*What to produce*
Write out the data again in full, exactly as it reads.

*Provided material*
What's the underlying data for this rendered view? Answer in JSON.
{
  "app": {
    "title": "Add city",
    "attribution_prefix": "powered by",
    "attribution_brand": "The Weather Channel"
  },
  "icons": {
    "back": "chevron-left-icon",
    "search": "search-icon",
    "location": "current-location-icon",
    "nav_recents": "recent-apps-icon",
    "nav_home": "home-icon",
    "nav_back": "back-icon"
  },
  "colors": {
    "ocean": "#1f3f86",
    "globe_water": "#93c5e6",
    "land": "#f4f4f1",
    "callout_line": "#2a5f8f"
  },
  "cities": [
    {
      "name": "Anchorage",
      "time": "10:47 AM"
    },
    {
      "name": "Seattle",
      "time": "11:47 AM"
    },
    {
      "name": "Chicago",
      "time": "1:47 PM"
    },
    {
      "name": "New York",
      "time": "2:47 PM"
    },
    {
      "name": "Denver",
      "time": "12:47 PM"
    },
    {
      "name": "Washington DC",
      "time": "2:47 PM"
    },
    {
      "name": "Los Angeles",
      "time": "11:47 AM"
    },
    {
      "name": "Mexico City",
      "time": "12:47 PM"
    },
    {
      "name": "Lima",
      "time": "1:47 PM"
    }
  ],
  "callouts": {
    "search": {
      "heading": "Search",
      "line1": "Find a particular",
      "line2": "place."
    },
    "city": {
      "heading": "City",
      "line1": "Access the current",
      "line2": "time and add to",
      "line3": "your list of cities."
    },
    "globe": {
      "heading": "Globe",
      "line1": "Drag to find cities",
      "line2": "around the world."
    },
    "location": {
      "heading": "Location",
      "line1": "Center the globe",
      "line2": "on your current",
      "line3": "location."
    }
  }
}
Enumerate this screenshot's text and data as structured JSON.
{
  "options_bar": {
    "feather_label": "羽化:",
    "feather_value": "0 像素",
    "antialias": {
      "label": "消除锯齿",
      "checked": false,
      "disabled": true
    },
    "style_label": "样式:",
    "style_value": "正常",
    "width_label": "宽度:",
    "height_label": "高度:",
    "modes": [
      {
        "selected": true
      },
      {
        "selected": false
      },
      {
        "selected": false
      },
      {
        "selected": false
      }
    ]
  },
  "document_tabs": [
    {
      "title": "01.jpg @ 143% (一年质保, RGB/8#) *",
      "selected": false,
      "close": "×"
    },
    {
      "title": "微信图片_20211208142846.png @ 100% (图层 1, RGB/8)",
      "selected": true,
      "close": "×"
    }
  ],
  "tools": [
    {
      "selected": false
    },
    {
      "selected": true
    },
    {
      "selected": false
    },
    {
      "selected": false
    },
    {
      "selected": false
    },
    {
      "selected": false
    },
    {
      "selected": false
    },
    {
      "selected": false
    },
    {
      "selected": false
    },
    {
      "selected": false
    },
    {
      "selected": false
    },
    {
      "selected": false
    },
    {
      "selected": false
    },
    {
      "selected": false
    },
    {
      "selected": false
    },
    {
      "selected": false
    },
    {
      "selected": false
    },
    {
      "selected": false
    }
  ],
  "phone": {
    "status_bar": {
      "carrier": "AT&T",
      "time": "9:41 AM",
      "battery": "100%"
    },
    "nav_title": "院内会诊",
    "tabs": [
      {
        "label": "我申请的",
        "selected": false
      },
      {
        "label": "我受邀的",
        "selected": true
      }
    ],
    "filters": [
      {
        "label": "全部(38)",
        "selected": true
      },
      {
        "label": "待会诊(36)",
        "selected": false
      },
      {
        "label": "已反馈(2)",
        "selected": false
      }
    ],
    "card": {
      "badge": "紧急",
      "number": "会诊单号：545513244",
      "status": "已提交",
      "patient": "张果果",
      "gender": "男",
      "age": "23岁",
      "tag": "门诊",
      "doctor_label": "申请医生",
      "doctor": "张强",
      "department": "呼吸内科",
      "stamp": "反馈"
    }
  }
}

*Solution for this task*
What's the underlying data for this rendered view? Answer in JSON.
{
  "app": {
    "title": "Add city",
    "attribution_prefix": "powered by",
    "attribution_brand": "The Weather Channel"
  },
  "icons": {
    "back": "chevron-left-icon",
    "search": "search-icon",
    "location": "current-location-icon",
    "nav_recents": "recent-apps-icon",
    "nav_home": "home-icon",
    "nav_back": "back-icon"
  },
  "colors": {
    "ocean": "#1f3f86",
    "globe_water": "#93c5e6",
    "land": "#f4f4f1",
    "callout_line": "#2a5f8f"
  },
  "cities": [
    {
      "name": "Anchorage",
      "time": "10:47 AM"
    },
    {
      "name": "Seattle",
      "time": "11:47 AM"
    },
    {
      "name": "Chicago",
      "time": "1:47 PM"
    },
    {
      "name": "New York",
      "time": "2:47 PM"
    },
    {
      "name": "Denver",
      "time": "12:47 PM"
    },
    {
      "name": "Washington DC",
      "time": "2:47 PM"
    },
    {
      "name": "Los Angeles",
      "time": "11:47 AM"
    },
    {
      "name": "Mexico City",
      "time": "12:47 PM"
    },
    {
      "name": "Lima",
      "time": "1:47 PM"
    }
  ],
  "callouts": {
    "search": {
      "heading": "Search",
      "line1": "Find a particular",
      "line2": "place."
    },
    "city": {
      "heading": "City",
      "line1": "Access the current",
      "line2": "time and add to",
      "line3": "your list of cities."
    },
    "globe": {
      "heading": "Globe",
      "line1": "Drag to find cities",
      "line2": "around the world."
    },
    "location": {
      "heading": "Location",
      "line1": "Center the globe",
      "line2": "on your current",
      "line3": "location."
    }
  }
}
Enumerate this screenshot's text and data as structured JSON.
{
  "options_bar": {
    "feather_label": "羽化:",
    "feather_value": "0 像素",
    "antialias": {
      "label": "消除锯齿",
      "checked": false,
      "disabled": true
    },
    "style_label": "样式:",
    "style_value": "正常",
    "width_label": "宽度:",
    "height_label": "高度:",
    "modes": [
      {
        "selected": true
      },
      {
        "selected": false
      },
      {
        "selected": false
      },
      {
        "selected": false
      }
    ]
  },
  "document_tabs": [
    {
      "title": "01.jpg @ 143% (一年质保, RGB/8#) *",
      "selected": false,
      "close": "×"
    },
    {
      "title": "微信图片_20211208142846.png @ 100% (图层 1, RGB/8)",
      "selected": true,
      "close": "×"
    }
  ],
  "tools": [
    {
      "selected": false
    },
    {
      "selected": true
    },
    {
      "selected": false
    },
    {
      "selected": false
    },
    {
      "selected": false
    },
    {
      "selected": false
    },
    {
      "selected": false
    },
    {
      "selected": false
    },
    {
      "selected": false
    },
    {
      "selected": false
    },
    {
      "selected": false
    },
    {
      "selected": false
    },
    {
      "selected": false
    },
    {
      "selected": false
    },
    {
      "selected": false
    },
    {
      "selected": false
    },
    {
      "selected": false
    },
    {
      "selected": false
    }
  ],
  "phone": {
    "status_bar": {
      "carrier": "AT&T",
      "time": "9:41 AM",
      "battery": "100%"
    },
    "nav_title": "院内会诊",
    "tabs": [
      {
        "label": "我申请的",
        "selected": false
      },
      {
        "label": "我受邀的",
        "selected": true
      }
    ],
    "filters": [
      {
        "label": "全部(38)",
        "selected": true
      },
      {
        "label": "待会诊(36)",
        "selected": false
      },
      {
        "label": "已反馈(2)",
        "selected": false
      }
    ],
    "card": {
      "badge": "紧急",
      "number": "会诊单号：545513244",
      "status": "已提交",
      "patient": "张果果",
      "gender": "男",
      "age": "23岁",
      "tag": "门诊",
      "doctor_label": "申请医生",
      "doctor": "张强",
      "department": "呼吸内科",
      "stamp": "反馈"
    }
  }
}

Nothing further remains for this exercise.